* **Aim of the exercise**
Locate the string "Permissions" in the listing below. Copy every line where it is found.

* begin Given records *

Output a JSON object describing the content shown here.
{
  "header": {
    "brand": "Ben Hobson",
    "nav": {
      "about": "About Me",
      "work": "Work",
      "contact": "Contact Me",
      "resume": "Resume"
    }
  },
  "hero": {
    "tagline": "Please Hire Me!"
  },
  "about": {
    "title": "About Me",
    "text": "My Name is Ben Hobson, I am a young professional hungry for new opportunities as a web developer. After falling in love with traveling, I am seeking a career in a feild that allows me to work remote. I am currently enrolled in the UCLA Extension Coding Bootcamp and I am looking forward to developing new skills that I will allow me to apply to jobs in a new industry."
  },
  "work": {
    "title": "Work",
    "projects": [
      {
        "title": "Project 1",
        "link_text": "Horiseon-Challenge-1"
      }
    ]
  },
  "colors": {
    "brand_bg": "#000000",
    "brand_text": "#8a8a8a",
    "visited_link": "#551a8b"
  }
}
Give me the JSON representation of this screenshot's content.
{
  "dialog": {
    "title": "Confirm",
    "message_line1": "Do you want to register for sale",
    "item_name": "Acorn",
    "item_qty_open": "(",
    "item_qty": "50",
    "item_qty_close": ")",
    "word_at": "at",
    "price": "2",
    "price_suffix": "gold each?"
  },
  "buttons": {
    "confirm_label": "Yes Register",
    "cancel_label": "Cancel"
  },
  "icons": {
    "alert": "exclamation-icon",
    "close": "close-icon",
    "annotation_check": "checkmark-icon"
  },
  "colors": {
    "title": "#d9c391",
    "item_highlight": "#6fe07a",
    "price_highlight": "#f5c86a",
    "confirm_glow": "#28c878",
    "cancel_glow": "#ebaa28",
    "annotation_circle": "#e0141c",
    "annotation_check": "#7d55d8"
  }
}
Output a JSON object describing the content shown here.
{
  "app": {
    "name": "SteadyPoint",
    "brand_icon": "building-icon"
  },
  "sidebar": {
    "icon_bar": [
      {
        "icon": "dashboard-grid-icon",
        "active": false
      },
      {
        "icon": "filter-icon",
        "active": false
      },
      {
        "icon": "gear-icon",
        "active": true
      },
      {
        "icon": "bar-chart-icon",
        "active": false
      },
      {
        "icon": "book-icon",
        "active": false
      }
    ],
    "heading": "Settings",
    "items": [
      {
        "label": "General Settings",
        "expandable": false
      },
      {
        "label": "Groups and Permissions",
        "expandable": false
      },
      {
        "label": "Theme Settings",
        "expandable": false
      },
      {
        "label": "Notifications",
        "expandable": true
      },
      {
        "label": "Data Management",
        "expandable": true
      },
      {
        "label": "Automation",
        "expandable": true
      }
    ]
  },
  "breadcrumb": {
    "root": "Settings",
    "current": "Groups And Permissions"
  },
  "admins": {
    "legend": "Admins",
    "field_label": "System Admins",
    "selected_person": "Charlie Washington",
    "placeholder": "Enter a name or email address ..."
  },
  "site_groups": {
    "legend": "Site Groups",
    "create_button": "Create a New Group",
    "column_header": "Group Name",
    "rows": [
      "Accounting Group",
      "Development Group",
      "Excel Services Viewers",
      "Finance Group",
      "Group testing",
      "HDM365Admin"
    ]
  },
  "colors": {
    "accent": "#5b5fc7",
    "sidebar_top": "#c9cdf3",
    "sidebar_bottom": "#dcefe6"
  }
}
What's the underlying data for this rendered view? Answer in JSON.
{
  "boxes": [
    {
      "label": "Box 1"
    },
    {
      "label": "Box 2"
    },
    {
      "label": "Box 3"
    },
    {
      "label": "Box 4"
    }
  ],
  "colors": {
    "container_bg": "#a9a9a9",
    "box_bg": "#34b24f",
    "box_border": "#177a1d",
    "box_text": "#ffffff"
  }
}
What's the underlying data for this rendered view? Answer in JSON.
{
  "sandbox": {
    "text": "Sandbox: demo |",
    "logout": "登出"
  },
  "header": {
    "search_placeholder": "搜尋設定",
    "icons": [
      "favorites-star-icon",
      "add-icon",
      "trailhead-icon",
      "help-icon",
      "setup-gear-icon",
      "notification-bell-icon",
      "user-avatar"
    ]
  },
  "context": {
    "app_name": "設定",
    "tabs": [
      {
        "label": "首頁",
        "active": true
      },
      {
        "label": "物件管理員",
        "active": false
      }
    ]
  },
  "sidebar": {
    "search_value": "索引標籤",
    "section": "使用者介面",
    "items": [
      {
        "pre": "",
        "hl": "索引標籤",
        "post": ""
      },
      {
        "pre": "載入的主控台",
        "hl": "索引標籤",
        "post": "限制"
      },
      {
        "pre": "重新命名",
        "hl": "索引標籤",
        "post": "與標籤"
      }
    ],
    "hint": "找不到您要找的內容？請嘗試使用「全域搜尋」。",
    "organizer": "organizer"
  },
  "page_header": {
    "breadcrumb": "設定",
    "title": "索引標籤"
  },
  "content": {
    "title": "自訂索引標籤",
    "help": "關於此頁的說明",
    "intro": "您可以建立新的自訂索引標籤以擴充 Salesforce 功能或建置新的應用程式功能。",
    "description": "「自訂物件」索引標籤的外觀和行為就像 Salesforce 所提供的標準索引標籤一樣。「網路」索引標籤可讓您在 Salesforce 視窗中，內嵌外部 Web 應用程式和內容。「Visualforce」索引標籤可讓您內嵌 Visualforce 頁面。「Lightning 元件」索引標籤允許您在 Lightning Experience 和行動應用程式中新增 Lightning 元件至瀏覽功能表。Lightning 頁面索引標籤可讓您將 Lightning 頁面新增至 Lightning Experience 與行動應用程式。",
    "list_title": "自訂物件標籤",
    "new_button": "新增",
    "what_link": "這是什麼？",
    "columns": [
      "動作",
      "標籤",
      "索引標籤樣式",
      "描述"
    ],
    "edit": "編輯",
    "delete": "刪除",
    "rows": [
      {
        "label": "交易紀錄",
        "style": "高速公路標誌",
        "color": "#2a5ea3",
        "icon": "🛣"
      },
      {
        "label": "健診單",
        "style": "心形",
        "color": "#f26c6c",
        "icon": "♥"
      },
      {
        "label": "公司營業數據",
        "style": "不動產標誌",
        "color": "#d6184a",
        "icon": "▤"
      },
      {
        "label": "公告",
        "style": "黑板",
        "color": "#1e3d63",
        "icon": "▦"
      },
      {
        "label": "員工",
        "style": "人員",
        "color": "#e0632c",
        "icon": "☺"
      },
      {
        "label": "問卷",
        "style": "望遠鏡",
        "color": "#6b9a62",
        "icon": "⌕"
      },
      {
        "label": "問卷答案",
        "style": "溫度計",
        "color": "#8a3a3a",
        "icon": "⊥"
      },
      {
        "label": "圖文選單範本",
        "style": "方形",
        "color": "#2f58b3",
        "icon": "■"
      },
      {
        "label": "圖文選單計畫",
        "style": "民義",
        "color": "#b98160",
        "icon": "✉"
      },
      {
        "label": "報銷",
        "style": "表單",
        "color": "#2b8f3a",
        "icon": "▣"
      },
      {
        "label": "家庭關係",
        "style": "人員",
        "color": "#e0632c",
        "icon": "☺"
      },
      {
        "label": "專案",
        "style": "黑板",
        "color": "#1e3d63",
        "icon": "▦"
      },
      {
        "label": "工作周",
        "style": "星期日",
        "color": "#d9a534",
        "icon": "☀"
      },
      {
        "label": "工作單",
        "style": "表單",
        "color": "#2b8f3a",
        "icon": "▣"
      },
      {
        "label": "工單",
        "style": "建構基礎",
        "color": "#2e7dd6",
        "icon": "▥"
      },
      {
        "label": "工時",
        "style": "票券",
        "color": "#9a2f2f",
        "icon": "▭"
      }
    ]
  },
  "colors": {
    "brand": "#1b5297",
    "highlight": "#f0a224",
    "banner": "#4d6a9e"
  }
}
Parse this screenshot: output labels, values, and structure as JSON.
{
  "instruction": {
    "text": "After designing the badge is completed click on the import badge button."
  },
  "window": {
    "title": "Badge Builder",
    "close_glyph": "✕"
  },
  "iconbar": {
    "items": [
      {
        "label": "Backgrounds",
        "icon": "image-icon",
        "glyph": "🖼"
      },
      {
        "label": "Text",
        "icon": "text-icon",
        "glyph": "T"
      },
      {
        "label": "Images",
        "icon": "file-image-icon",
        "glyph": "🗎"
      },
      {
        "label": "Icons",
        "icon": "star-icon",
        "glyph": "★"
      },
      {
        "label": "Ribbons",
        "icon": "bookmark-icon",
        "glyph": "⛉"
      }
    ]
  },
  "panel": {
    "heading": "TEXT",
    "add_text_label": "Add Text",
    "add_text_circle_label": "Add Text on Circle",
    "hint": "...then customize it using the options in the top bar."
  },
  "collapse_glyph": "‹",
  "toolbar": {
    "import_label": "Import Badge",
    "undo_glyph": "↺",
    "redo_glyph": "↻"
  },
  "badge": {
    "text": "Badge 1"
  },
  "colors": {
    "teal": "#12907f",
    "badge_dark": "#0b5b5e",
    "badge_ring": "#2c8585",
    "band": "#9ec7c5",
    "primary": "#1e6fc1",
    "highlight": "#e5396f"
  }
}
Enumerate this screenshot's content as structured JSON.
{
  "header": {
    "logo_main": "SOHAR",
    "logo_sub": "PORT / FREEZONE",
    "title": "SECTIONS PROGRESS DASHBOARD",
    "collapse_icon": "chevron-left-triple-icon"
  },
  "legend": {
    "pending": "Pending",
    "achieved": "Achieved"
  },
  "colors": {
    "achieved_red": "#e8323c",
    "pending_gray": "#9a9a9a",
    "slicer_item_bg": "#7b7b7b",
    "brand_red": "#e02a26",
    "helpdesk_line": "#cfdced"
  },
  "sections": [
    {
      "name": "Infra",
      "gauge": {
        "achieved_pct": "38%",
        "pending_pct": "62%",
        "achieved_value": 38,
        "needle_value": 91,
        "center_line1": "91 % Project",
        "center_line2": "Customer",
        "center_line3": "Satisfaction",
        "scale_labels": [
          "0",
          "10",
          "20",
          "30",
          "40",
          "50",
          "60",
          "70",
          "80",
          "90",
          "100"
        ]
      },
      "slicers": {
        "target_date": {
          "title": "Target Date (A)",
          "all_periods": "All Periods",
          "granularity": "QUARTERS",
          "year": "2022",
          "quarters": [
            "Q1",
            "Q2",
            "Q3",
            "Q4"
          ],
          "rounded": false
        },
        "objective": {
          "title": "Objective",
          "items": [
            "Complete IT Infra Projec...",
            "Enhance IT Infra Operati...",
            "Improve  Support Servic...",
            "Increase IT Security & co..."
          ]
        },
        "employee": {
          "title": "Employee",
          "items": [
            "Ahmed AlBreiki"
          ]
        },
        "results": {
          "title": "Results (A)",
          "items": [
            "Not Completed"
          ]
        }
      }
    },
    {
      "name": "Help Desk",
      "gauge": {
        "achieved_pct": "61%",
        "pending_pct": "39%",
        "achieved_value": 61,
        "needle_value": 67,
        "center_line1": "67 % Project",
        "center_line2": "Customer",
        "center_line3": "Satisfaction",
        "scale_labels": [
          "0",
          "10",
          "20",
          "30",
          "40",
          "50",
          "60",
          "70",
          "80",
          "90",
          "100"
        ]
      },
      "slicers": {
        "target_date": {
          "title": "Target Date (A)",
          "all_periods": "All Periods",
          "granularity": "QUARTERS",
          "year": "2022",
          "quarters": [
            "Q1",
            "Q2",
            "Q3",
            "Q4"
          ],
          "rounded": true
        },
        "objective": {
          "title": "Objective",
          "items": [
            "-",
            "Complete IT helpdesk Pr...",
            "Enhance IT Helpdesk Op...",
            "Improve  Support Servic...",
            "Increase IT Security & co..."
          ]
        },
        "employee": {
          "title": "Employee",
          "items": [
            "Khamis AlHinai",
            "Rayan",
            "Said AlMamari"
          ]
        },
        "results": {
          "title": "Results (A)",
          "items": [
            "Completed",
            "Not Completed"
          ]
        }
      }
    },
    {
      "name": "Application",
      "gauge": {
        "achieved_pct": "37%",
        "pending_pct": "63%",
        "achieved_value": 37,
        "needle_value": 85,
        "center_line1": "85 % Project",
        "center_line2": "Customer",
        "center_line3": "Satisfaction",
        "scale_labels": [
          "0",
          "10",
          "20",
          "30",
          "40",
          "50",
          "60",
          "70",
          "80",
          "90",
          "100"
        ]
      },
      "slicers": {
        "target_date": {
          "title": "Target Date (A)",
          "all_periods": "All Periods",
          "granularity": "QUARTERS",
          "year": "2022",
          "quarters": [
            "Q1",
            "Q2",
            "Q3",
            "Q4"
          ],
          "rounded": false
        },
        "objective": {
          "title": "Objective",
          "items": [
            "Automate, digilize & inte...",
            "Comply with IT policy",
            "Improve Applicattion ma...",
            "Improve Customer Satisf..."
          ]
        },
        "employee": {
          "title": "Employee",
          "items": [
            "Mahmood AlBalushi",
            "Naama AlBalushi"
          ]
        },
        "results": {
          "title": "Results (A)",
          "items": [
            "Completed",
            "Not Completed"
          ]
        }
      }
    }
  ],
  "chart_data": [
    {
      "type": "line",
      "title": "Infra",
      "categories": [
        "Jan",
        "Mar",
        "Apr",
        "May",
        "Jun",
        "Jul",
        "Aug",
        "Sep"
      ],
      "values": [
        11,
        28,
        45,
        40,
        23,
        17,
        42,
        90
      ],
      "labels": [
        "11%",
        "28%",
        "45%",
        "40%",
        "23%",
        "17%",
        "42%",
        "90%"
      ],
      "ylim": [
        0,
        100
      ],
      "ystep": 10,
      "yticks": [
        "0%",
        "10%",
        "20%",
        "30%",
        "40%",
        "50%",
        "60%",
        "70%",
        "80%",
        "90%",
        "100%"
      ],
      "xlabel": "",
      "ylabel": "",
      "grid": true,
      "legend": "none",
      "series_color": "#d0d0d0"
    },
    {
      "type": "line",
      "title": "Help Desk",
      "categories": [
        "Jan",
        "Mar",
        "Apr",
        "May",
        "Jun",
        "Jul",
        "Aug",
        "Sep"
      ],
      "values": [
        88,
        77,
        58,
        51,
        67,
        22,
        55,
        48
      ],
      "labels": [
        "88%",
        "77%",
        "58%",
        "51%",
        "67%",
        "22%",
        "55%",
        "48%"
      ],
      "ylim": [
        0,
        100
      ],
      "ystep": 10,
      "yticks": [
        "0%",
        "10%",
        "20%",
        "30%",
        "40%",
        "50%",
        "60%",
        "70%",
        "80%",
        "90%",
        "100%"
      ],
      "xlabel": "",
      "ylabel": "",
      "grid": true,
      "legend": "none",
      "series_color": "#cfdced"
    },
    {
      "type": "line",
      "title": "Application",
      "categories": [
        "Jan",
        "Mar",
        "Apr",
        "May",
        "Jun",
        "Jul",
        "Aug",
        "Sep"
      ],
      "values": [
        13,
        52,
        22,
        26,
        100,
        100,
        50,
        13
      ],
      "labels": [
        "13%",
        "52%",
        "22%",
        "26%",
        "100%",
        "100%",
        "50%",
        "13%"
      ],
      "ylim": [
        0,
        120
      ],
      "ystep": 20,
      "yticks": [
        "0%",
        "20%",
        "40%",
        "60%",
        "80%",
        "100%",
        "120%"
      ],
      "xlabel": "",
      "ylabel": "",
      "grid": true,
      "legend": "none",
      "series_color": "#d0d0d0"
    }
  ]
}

* end Given records *

* **Exercise output**
        "label": "Groups and Permissions",
    "current": "Groups And Permissions"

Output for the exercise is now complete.